== Data provided ==

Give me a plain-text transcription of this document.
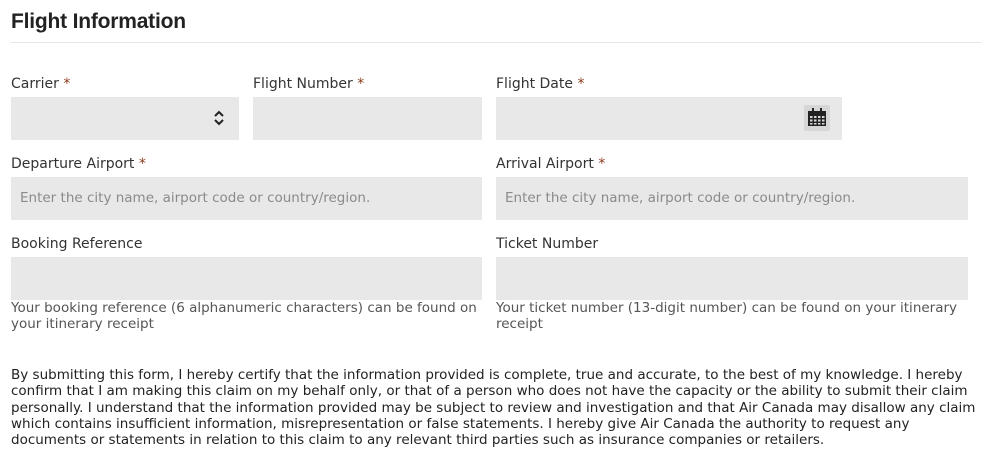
Flight Information
Carrier *	Flight Number *	Flight Date *
Departure Airport *
Enter the city name, airport code or country/region.
Arrival Airport *
Enter the city name, airport code or country/region.
Booking Reference
Your booking reference (6 alphanumeric characters) can be found on your itinerary receipt
Ticket Number
Your ticket number (13-digit number) can be found on your itinerary receipt
By submitting this form, I hereby certify that the information provided is complete, true and accurate, to the best of my knowledge. I hereby confirm that I am making this claim on my behalf only, or that of a person who does not have the capacity or the ability to submit their claim personally. I understand that the information provided may be subject to review and investigation and that Air Canada may disallow any claim which contains insufficient information, misrepresentation or false statements. I hereby give Air Canada the authority to request any documents or statements in relation to this claim to any relevant third parties such as insurance companies or retailers.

===

### Exercise requirements
Exact duplication of all the records is required; pictures are omitted from the copy.

### Exercise solution
Give me a plain-text transcription of this document.
Flight Information
Carrier *	Flight Number *	Flight Date *
Departure Airport *
Enter the city name, airport code or country/region.
Arrival Airport *
Enter the city name, airport code or country/region.
Booking Reference
Your booking reference (6 alphanumeric characters) can be found on your itinerary receipt
Ticket Number
Your ticket number (13-digit number) can be found on your itinerary receipt
By submitting this form, I hereby certify that the information provided is complete, true and accurate, to the best of my knowledge. I hereby confirm that I am making this claim on my behalf only, or that of a person who does not have the capacity or the ability to submit their claim personally. I understand that the information provided may be subject to review and investigation and that Air Canada may disallow any claim which contains insufficient information, misrepresentation or false statements. I hereby give Air Canada the authority to request any documents or statements in relation to this claim to any relevant third parties such as insurance companies or retailers.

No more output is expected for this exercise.